STUDY TEXT
>>
The Biodynamic Winter Intensives were held at the Nature Institute and Hawthorne Valley Farm during the weeks of February 8-12 and 15-19. Jonathan Code from Crossfields Institute International, based in Stroud in England, joined the faculty for the second of the two weeks. Jonathan co-directs a distance-learning, postgraduate course called Researching Holistic Approaches to Agroecology, which supports research and inquiry into a variety of approaches to land stewardship and social development related to agroecological initiatives. The course currently supports students in Canada, the US, England, Malawi, and Denmark and is enrolling now for the autumn 2016. Biodynamics features as one of the strands of the course.

By Jonathan Code

I landed back in the UK from the recent Hawthorne Valley winter intensives to find a real buzz in the UK biodynamic world sparked by a royal endorsement for biodynamics. HRH Prince Charles recorded a ten-minute video that was shown at an Italian biodynamic conference in mid-February, and links to that video were landing in my inbox from all directions. It is clearly significant when a public figure of this standing speaks openly for biodynamics and acknowledges the importance of Rudolf Steiner’s impetus for a new agriculture and also the current developments in this realm. This is good news.

It will, however, also be interesting to see what follows from this short video. It has clearly given great encouragement for those working with biodynamics, at least from what I can see here in the UK. It will, of course – due to the speaker’s public profile – also stimulate questions for many people unfamiliar with biodynamics, who may be hearing about it for the first time from this prominent public figure.

What is this thing called biodynamics? Is it a method? A movement? A worldview?

Questions such as these – and many others – arose during the winter intensive from a very dynamic and diverse group of participants, some new to biodynamics and some deeply steeped in its study and practice. Our approach to these questions in the brief week we had together was to allow them to be distilled through facilitated social process, where they were cultivated and nurtured in dialogue and in silent reflection. We pondered the realm of the stars, soils, and plants and their mutual interactions through presentations. We also explored experiential approaches to engaging these subjects through "trying on" different lenses, or ways of knowing, as availed by the alchemical worldview and contemporary holistic perspectives on science.

I hope we were able to cultivate these questions, to allow them to grow further, and I know that I came back with deeper ones myself. A really precious gift for me from this week at Hawthorne Valley, alongside the meetings and new connections made, was to experience deeply something that I just don’t get here in the UK. Bitter cold, wind chill, crunch of snow underfoot, deep blue sky, and sunlight amplified by the crystalline carpet underfoot. An experience that went deeply into my bones. Though this was followed promptly by a spike in temperature, which dissolved everything in the space of a day – what better way to engage the polarities inherent in the agriculture course than this?
<<
Page layout parsing data:
>>
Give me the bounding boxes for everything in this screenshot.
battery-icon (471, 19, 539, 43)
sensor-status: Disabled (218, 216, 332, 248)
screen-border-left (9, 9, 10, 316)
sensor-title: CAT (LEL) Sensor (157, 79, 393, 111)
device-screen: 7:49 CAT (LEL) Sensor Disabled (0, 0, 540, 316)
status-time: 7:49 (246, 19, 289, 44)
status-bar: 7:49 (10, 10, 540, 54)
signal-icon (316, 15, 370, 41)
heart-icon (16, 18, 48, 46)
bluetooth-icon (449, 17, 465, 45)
<<
EXERCISE AIM
Please check the winter intensives text: which organization did Jonathan Code come from to join the faculty? These lines were taken from a separate source.

SOLUTION FOR THIS EXERCISE
Crossfields Institute International, based in Stroud in England.